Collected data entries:

■ ■ ■ ■

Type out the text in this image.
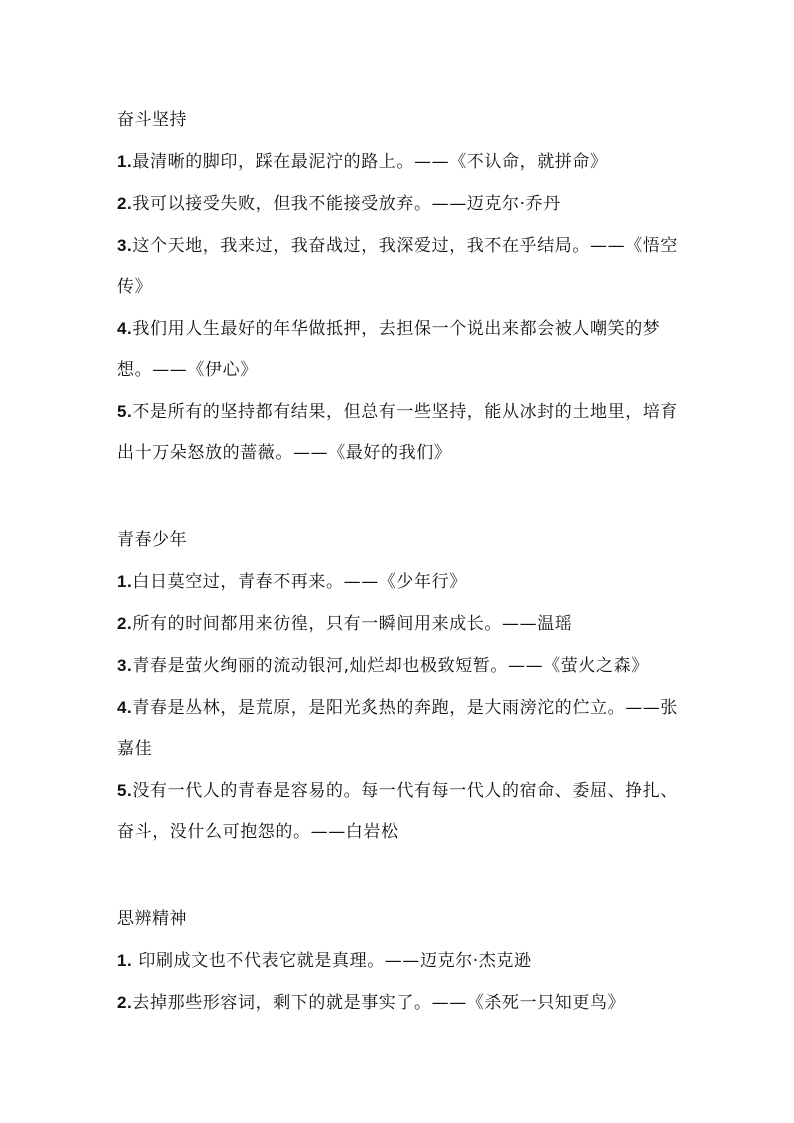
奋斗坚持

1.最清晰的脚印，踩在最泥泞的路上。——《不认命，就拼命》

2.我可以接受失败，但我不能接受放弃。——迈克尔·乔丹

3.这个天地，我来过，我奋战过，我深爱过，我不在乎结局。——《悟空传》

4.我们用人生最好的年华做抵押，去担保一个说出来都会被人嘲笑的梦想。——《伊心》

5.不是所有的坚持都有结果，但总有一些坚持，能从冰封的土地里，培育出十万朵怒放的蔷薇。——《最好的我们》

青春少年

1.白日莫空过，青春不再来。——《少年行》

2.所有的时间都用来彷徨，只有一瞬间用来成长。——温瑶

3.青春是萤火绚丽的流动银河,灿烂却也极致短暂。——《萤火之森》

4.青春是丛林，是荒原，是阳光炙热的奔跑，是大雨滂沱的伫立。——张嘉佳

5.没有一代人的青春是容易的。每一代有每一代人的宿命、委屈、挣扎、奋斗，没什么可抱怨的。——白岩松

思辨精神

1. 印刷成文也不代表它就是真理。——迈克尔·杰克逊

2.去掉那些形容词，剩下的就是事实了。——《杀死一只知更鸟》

■ ■ ■ ■

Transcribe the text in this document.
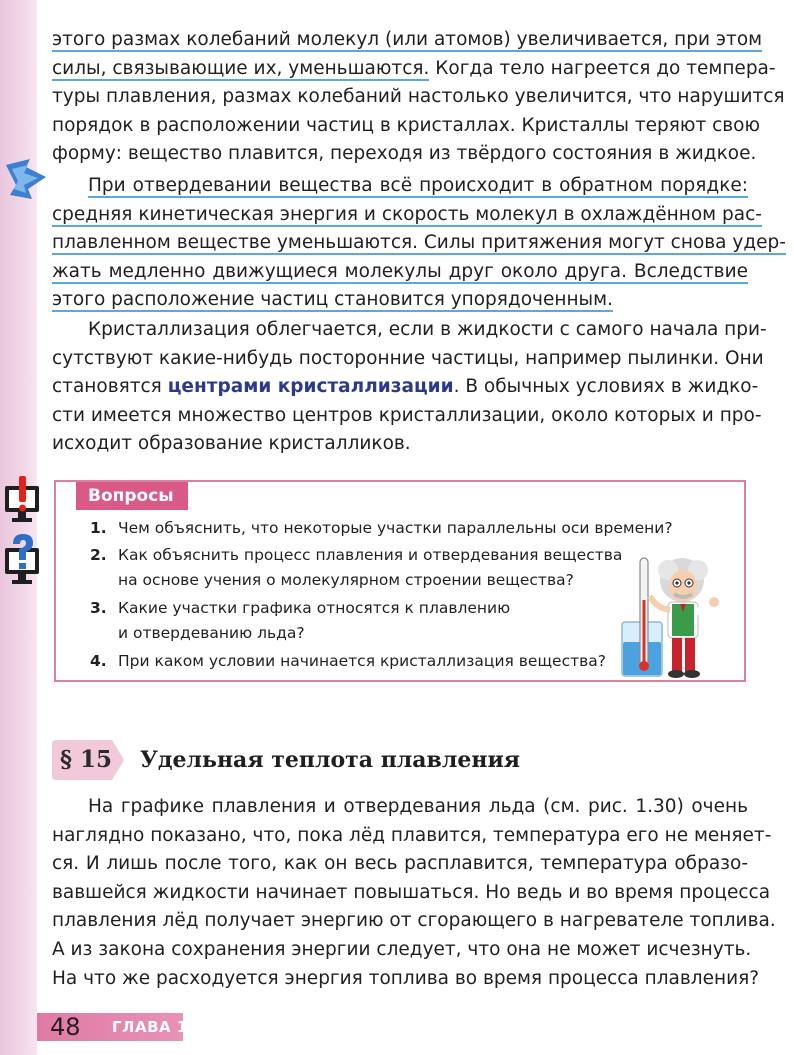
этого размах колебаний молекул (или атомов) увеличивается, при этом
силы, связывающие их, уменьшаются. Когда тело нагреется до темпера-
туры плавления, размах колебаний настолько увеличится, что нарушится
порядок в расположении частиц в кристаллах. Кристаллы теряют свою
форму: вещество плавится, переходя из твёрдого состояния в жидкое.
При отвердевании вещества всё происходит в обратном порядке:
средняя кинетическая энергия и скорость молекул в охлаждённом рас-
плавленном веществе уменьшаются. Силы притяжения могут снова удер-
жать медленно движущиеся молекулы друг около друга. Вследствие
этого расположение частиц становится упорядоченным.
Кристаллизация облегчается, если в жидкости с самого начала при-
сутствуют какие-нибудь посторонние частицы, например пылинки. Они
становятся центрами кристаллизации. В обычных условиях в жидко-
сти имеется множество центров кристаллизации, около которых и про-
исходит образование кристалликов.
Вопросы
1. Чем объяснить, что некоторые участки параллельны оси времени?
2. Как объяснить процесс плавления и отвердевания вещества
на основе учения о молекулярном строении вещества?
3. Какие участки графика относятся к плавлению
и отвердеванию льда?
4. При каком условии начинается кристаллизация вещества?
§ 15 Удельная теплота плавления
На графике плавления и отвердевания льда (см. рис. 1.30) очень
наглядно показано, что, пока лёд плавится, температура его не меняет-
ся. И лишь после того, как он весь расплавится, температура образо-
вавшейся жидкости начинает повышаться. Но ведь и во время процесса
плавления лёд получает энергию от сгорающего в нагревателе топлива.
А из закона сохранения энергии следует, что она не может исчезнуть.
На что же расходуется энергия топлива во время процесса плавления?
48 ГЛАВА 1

■ ■ ■ ■

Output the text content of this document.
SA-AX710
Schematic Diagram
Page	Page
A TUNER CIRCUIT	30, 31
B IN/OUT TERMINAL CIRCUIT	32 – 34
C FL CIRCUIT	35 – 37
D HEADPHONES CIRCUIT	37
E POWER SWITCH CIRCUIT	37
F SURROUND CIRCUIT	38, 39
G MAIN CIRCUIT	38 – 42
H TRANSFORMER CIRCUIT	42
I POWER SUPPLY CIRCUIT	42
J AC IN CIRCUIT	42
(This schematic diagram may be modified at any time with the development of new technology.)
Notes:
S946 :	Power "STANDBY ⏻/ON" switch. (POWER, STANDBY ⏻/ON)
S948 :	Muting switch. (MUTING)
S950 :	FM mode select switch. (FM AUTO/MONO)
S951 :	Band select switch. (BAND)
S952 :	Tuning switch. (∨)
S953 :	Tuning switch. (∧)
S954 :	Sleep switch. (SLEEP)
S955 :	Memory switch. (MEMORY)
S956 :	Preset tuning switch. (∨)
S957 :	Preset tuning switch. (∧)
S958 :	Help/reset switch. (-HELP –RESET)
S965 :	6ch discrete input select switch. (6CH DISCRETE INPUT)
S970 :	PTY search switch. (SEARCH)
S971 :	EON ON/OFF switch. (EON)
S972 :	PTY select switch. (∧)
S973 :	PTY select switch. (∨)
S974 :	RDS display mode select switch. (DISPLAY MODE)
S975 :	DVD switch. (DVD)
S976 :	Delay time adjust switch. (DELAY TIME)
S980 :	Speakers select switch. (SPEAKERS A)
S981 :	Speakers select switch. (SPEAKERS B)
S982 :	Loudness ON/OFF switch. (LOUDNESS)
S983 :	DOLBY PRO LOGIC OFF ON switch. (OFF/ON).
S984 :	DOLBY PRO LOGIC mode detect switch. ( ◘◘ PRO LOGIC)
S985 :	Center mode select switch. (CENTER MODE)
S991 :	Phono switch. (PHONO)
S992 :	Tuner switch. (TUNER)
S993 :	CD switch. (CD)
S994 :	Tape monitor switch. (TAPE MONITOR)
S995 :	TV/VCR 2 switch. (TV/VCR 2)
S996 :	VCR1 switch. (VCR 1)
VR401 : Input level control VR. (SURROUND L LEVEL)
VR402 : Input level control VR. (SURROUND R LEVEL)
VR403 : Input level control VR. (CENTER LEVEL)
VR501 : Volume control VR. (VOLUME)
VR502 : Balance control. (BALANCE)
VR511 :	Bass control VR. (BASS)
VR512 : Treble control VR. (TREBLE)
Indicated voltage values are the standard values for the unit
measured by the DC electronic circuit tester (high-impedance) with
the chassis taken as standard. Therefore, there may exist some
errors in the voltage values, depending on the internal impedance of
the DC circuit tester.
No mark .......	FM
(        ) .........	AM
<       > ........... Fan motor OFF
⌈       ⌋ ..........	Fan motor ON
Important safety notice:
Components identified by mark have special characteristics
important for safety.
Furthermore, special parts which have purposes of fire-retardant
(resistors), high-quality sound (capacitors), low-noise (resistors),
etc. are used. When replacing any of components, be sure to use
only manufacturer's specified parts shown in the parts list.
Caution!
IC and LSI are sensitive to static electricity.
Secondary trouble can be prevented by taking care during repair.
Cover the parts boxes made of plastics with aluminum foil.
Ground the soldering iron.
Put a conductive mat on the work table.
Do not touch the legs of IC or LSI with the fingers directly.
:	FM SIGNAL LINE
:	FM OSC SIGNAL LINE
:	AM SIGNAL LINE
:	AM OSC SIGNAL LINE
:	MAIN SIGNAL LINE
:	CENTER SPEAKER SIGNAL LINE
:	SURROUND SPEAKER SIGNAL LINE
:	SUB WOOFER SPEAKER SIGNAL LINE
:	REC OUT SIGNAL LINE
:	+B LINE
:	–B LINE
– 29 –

■ ■ ■ ■

*PROBLEM REQUIREMENTS*. Sift through the entries and copy every line with "топлива".

*RESPONSE FOR THIS EXERCISE*.
плавления лёд получает энергию от сгорающего в нагревателе топлива.
На что же расходуется энергия топлива во время процесса плавления?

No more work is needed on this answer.